─── Exercise data
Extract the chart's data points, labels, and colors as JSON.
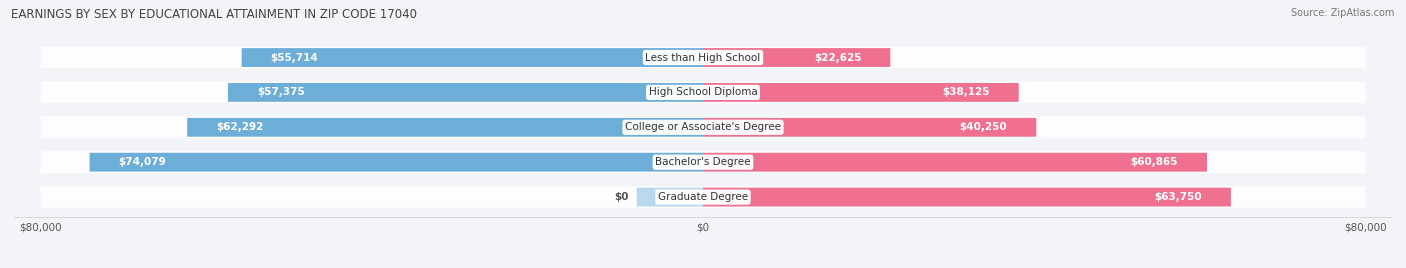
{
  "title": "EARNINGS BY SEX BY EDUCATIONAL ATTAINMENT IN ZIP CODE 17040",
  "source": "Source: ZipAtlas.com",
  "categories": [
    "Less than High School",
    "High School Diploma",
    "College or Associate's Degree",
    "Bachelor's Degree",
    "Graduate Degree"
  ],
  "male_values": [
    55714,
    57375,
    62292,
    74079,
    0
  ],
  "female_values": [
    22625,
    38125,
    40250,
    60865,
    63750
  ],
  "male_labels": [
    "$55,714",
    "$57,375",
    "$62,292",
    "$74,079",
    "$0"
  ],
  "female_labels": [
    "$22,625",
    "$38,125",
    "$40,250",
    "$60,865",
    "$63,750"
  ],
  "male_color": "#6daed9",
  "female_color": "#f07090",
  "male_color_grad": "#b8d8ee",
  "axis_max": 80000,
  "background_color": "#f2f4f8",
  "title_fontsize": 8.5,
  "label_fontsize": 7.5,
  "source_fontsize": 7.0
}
──────
─── Exercise data
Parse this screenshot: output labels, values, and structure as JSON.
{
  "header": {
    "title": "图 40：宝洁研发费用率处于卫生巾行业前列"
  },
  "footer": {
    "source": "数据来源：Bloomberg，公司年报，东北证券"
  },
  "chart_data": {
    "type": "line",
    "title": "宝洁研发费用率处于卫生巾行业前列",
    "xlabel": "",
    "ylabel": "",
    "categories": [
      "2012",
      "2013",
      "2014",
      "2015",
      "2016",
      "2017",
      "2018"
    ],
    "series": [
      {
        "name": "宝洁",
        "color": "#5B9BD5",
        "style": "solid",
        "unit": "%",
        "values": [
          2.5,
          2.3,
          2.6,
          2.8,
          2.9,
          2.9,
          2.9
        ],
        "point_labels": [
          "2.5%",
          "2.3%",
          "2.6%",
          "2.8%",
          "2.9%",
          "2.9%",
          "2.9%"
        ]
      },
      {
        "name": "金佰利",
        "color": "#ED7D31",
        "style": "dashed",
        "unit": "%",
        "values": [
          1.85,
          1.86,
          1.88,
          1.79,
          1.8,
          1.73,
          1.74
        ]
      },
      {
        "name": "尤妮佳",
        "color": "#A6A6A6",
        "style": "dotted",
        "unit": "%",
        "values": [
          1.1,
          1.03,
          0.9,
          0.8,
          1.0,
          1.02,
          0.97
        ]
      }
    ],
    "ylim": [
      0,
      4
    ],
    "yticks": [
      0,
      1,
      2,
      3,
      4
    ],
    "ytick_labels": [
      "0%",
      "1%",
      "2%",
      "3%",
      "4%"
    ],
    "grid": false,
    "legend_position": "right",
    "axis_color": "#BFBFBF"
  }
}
──────
The request.
Wherever "School" shows up in a line, copy that line.

Solution below.
    "Less than High School",
    "High School Diploma",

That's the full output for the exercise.